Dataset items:
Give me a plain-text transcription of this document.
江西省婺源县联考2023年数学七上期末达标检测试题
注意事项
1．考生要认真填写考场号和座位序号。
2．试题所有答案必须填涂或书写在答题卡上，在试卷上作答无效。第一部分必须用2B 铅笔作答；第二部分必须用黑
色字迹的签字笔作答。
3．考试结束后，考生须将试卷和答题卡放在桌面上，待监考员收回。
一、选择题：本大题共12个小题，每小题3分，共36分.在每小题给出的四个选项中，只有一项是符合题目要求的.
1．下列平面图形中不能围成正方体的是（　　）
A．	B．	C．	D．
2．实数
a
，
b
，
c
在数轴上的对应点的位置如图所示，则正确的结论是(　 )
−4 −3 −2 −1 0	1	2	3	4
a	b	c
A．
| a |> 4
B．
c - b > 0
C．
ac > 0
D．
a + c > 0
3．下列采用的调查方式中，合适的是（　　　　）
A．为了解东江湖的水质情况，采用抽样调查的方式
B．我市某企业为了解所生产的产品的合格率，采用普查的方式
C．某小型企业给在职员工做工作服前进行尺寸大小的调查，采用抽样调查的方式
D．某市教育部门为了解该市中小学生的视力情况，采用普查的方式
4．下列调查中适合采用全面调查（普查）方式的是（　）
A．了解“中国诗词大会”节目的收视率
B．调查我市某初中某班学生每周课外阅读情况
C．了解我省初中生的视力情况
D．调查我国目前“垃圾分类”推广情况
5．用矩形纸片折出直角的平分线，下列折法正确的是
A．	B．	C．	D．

Your task -> Copy the material above back out, exactly as written.

Result for this exercise ->
Give me a plain-text transcription of this document.
江西省婺源县联考2023年数学七上期末达标检测试题
注意事项
1．考生要认真填写考场号和座位序号。
2．试题所有答案必须填涂或书写在答题卡上，在试卷上作答无效。第一部分必须用2B 铅笔作答；第二部分必须用黑
色字迹的签字笔作答。
3．考试结束后，考生须将试卷和答题卡放在桌面上，待监考员收回。
一、选择题：本大题共12个小题，每小题3分，共36分.在每小题给出的四个选项中，只有一项是符合题目要求的.
1．下列平面图形中不能围成正方体的是（　　）
A．	B．	C．	D．
2．实数
a
，
b
，
c
在数轴上的对应点的位置如图所示，则正确的结论是(　 )
−4 −3 −2 −1 0	1	2	3	4
a	b	c
A．
| a |> 4
B．
c - b > 0
C．
ac > 0
D．
a + c > 0
3．下列采用的调查方式中，合适的是（　　　　）
A．为了解东江湖的水质情况，采用抽样调查的方式
B．我市某企业为了解所生产的产品的合格率，采用普查的方式
C．某小型企业给在职员工做工作服前进行尺寸大小的调查，采用抽样调查的方式
D．某市教育部门为了解该市中小学生的视力情况，采用普查的方式
4．下列调查中适合采用全面调查（普查）方式的是（　）
A．了解“中国诗词大会”节目的收视率
B．调查我市某初中某班学生每周课外阅读情况
C．了解我省初中生的视力情况
D．调查我国目前“垃圾分类”推广情况
5．用矩形纸片折出直角的平分线，下列折法正确的是
A．	B．	C．	D．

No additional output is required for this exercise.